§ DIRECTIONS FOR THIS TASK: Report how many lines in the listing below include the word "finsi". Write nothing besides the number.

§ INPUT RECORDS:
--- Begin ---

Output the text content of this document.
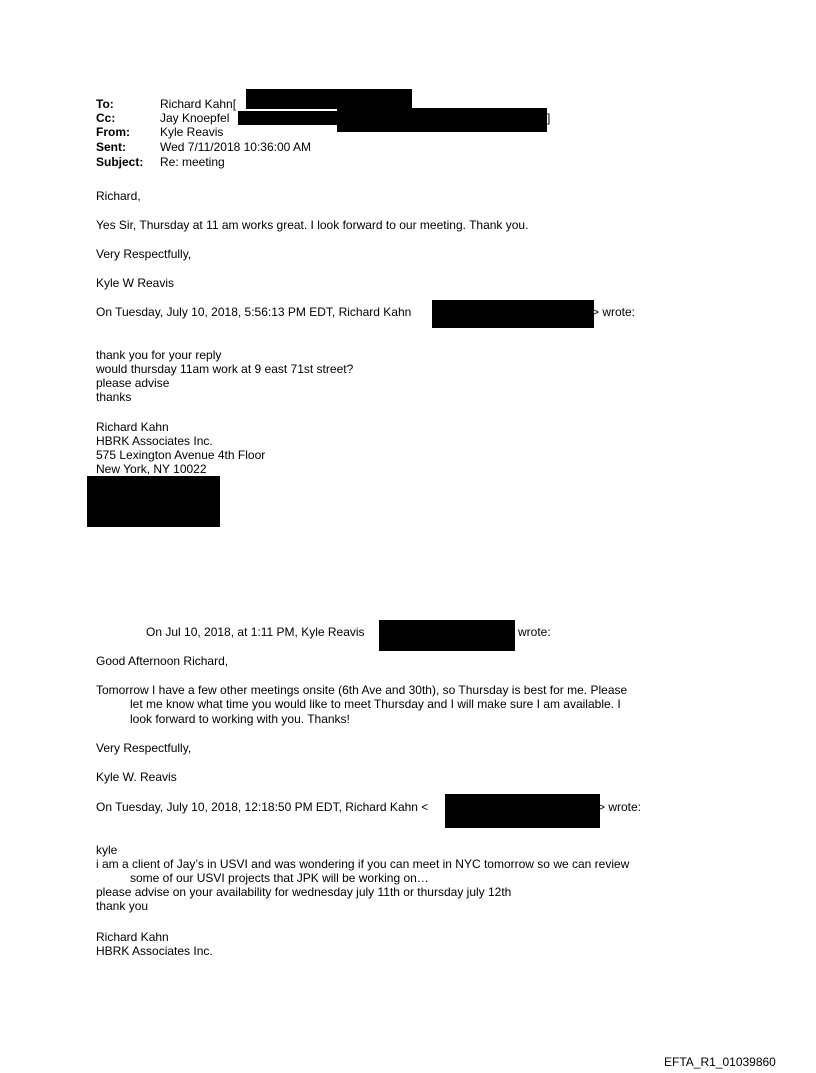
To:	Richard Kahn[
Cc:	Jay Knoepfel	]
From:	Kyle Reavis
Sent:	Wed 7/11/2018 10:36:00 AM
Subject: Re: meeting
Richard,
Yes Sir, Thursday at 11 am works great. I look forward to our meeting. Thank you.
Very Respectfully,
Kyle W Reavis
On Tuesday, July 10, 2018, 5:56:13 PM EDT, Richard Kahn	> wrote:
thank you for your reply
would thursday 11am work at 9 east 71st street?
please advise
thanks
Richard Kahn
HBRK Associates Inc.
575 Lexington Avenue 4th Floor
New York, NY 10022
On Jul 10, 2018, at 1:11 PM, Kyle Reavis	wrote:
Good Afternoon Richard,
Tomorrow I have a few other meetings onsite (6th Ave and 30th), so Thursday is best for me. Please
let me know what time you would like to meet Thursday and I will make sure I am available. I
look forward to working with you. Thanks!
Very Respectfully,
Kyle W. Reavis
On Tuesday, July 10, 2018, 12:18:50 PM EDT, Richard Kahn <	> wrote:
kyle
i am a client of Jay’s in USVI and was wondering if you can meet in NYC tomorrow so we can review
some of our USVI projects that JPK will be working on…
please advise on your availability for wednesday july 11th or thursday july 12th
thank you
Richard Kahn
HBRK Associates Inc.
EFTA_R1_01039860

--- End ---
--- Begin ---

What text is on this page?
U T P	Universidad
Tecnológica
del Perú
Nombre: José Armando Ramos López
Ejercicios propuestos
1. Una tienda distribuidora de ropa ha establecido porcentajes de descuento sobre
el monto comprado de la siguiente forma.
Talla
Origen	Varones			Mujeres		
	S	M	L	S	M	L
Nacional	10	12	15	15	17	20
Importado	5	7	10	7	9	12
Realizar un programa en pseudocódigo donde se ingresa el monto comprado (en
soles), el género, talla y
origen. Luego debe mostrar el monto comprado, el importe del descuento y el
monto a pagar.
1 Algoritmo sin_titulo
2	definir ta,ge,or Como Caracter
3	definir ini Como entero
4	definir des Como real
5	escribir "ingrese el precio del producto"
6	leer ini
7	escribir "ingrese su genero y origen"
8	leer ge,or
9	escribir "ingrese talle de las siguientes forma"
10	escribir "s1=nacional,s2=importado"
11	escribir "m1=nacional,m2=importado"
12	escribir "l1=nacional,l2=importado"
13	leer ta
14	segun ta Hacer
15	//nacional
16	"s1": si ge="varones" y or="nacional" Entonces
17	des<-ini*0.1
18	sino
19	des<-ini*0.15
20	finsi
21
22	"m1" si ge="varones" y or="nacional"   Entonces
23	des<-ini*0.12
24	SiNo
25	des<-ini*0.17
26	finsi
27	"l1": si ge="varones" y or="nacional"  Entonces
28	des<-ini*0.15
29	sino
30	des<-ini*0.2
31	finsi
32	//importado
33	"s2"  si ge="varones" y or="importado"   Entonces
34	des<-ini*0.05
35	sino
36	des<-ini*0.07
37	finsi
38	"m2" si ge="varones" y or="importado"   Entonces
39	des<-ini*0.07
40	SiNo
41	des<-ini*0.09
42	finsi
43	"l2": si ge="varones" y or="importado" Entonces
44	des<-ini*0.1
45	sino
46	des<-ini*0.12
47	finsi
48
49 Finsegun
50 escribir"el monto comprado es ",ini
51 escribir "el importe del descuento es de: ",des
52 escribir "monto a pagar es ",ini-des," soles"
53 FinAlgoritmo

--- End ---

§ THE REPLY: 6